** Start Given records **

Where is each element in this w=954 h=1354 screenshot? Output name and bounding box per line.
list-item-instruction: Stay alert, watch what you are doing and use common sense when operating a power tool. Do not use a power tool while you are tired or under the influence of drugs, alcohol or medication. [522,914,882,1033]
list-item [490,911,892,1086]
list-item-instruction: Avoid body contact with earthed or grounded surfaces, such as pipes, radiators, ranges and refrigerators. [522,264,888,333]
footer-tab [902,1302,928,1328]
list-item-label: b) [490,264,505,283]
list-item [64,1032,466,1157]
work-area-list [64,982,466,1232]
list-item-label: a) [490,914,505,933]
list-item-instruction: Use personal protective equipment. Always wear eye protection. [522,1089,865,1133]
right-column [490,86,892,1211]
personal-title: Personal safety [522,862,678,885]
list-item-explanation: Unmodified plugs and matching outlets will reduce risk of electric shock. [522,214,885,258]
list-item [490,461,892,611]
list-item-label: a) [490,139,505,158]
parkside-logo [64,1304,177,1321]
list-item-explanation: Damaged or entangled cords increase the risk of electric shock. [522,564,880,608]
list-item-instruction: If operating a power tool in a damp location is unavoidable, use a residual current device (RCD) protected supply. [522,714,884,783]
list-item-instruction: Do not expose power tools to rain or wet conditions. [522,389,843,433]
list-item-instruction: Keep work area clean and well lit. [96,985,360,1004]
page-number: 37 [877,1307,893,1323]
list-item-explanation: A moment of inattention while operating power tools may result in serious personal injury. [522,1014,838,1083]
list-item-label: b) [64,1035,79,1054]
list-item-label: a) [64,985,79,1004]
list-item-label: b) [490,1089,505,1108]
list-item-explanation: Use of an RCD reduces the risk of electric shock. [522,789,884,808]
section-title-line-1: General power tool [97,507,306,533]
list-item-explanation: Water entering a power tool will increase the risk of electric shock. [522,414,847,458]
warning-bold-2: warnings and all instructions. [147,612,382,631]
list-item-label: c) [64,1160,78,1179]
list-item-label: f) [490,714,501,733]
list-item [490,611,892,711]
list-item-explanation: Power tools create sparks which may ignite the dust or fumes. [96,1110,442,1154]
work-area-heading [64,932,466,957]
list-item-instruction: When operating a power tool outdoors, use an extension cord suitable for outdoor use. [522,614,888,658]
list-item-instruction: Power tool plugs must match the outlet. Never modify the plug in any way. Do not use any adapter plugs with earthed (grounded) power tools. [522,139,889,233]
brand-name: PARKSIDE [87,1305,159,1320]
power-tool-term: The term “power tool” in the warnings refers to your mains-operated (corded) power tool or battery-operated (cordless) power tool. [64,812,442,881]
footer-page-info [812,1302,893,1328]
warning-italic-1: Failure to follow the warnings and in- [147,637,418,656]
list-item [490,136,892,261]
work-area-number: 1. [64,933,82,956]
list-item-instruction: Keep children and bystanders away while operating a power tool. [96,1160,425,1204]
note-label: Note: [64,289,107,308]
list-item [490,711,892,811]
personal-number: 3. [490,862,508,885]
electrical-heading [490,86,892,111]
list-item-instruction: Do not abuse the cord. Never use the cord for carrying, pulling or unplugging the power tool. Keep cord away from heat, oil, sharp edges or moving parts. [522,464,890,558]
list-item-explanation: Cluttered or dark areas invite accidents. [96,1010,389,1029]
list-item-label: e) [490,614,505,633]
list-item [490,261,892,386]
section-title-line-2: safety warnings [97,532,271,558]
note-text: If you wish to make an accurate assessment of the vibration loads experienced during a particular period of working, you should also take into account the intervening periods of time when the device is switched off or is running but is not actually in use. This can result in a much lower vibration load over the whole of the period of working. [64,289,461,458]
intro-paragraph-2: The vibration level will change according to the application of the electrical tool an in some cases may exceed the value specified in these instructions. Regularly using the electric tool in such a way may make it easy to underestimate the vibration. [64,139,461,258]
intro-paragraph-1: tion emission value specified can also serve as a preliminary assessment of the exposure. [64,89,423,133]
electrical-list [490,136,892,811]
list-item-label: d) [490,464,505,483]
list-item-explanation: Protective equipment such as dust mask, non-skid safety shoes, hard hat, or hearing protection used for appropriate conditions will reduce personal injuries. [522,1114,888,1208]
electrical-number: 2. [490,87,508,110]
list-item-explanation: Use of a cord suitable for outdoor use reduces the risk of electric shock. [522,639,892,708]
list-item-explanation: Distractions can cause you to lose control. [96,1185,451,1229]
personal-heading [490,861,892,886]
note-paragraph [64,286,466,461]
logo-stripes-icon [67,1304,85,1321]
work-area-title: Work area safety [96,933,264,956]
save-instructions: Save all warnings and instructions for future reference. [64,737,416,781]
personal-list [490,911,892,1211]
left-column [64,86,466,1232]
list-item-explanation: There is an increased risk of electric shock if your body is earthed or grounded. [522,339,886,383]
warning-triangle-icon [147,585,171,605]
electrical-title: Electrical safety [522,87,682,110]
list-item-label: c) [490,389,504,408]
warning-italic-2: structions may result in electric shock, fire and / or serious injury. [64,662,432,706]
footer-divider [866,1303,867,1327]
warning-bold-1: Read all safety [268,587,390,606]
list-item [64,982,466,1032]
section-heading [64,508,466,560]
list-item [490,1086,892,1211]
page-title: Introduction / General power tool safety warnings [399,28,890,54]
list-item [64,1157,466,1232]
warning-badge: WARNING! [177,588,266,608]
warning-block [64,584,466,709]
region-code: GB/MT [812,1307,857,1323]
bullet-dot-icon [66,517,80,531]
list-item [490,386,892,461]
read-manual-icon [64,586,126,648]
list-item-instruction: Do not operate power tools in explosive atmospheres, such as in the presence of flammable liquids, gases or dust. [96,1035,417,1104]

** End Given records **

Instructions to follow:
Reproduce the rows above, switching every occurrence of "electric shock" to "electrical shock" and leaving all other text unchanged.

Result of the exercise:
Where is each element in this w=954 h=1354 screenshot? Output name and bounding box per line.
list-item-instruction: Stay alert, watch what you are doing and use common sense when operating a power tool. Do not use a power tool while you are tired or under the influence of drugs, alcohol or medication. [522,914,882,1033]
list-item [490,911,892,1086]
list-item-instruction: Avoid body contact with earthed or grounded surfaces, such as pipes, radiators, ranges and refrigerators. [522,264,888,333]
footer-tab [902,1302,928,1328]
list-item-label: b) [490,264,505,283]
list-item [64,1032,466,1157]
work-area-list [64,982,466,1232]
list-item-label: a) [490,914,505,933]
list-item-instruction: Use personal protective equipment. Always wear eye protection. [522,1089,865,1133]
right-column [490,86,892,1211]
personal-title: Personal safety [522,862,678,885]
list-item-explanation: Unmodified plugs and matching outlets will reduce risk of electrical shock. [522,214,885,258]
list-item [490,461,892,611]
list-item-label: a) [490,139,505,158]
parkside-logo [64,1304,177,1321]
list-item-explanation: Damaged or entangled cords increase the risk of electrical shock. [522,564,880,608]
list-item-instruction: If operating a power tool in a damp location is unavoidable, use a residual current device (RCD) protected supply. [522,714,884,783]
list-item-instruction: Do not expose power tools to rain or wet conditions. [522,389,843,433]
list-item-instruction: Keep work area clean and well lit. [96,985,360,1004]
page-number: 37 [877,1307,893,1323]
list-item-explanation: A moment of inattention while operating power tools may result in serious personal injury. [522,1014,838,1083]
list-item-label: b) [64,1035,79,1054]
list-item-label: a) [64,985,79,1004]
list-item-label: b) [490,1089,505,1108]
list-item-explanation: Use of an RCD reduces the risk of electrical shock. [522,789,884,808]
section-title-line-1: General power tool [97,507,306,533]
list-item-explanation: Water entering a power tool will increase the risk of electrical shock. [522,414,847,458]
warning-bold-2: warnings and all instructions. [147,612,382,631]
list-item-label: c) [64,1160,78,1179]
list-item-label: f) [490,714,501,733]
list-item [490,611,892,711]
list-item-explanation: Power tools create sparks which may ignite the dust or fumes. [96,1110,442,1154]
work-area-heading [64,932,466,957]
list-item-instruction: When operating a power tool outdoors, use an extension cord suitable for outdoor use. [522,614,888,658]
list-item-instruction: Power tool plugs must match the outlet. Never modify the plug in any way. Do not use any adapter plugs with earthed (grounded) power tools. [522,139,889,233]
brand-name: PARKSIDE [87,1305,159,1320]
power-tool-term: The term “power tool” in the warnings refers to your mains-operated (corded) power tool or battery-operated (cordless) power tool. [64,812,442,881]
footer-page-info [812,1302,893,1328]
warning-italic-1: Failure to follow the warnings and in- [147,637,418,656]
list-item [490,136,892,261]
work-area-number: 1. [64,933,82,956]
list-item-instruction: Keep children and bystanders away while operating a power tool. [96,1160,425,1204]
note-label: Note: [64,289,107,308]
list-item [490,711,892,811]
personal-number: 3. [490,862,508,885]
electrical-heading [490,86,892,111]
list-item-instruction: Do not abuse the cord. Never use the cord for carrying, pulling or unplugging the power tool. Keep cord away from heat, oil, sharp edges or moving parts. [522,464,890,558]
list-item-explanation: Cluttered or dark areas invite accidents. [96,1010,389,1029]
list-item-label: e) [490,614,505,633]
list-item [490,261,892,386]
section-title-line-2: safety warnings [97,532,271,558]
note-text: If you wish to make an accurate assessment of the vibration loads experienced during a particular period of working, you should also take into account the intervening periods of time when the device is switched off or is running but is not actually in use. This can result in a much lower vibration load over the whole of the period of working. [64,289,461,458]
intro-paragraph-2: The vibration level will change according to the application of the electrical tool an in some cases may exceed the value specified in these instructions. Regularly using the electric tool in such a way may make it easy to underestimate the vibration. [64,139,461,258]
intro-paragraph-1: tion emission value specified can also serve as a preliminary assessment of the exposure. [64,89,423,133]
electrical-list [490,136,892,811]
list-item-label: d) [490,464,505,483]
list-item-explanation: Protective equipment such as dust mask, non-skid safety shoes, hard hat, or hearing protection used for appropriate conditions will reduce personal injuries. [522,1114,888,1208]
electrical-number: 2. [490,87,508,110]
list-item-explanation: Use of a cord suitable for outdoor use reduces the risk of electrical shock. [522,639,892,708]
list-item-explanation: Distractions can cause you to lose control. [96,1185,451,1229]
personal-heading [490,861,892,886]
note-paragraph [64,286,466,461]
logo-stripes-icon [67,1304,85,1321]
work-area-title: Work area safety [96,933,264,956]
save-instructions: Save all warnings and instructions for future reference. [64,737,416,781]
personal-list [490,911,892,1211]
left-column [64,86,466,1232]
list-item-explanation: There is an increased risk of electrical shock if your body is earthed or grounded. [522,339,886,383]
warning-triangle-icon [147,585,171,605]
electrical-title: Electrical safety [522,87,682,110]
list-item-label: c) [490,389,504,408]
warning-italic-2: structions may result in electrical shock, fire and / or serious injury. [64,662,432,706]
footer-divider [866,1303,867,1327]
warning-bold-1: Read all safety [268,587,390,606]
list-item [64,982,466,1032]
section-heading [64,508,466,560]
list-item [490,1086,892,1211]
page-title: Introduction / General power tool safety warnings [399,28,890,54]
list-item [64,1157,466,1232]
warning-badge: WARNING! [177,588,266,608]
warning-block [64,584,466,709]
region-code: GB/MT [812,1307,857,1323]
bullet-dot-icon [66,517,80,531]
list-item [490,386,892,461]
read-manual-icon [64,586,126,648]
list-item-instruction: Do not operate power tools in explosive atmospheres, such as in the presence of flammable liquids, gases or dust. [96,1035,417,1104]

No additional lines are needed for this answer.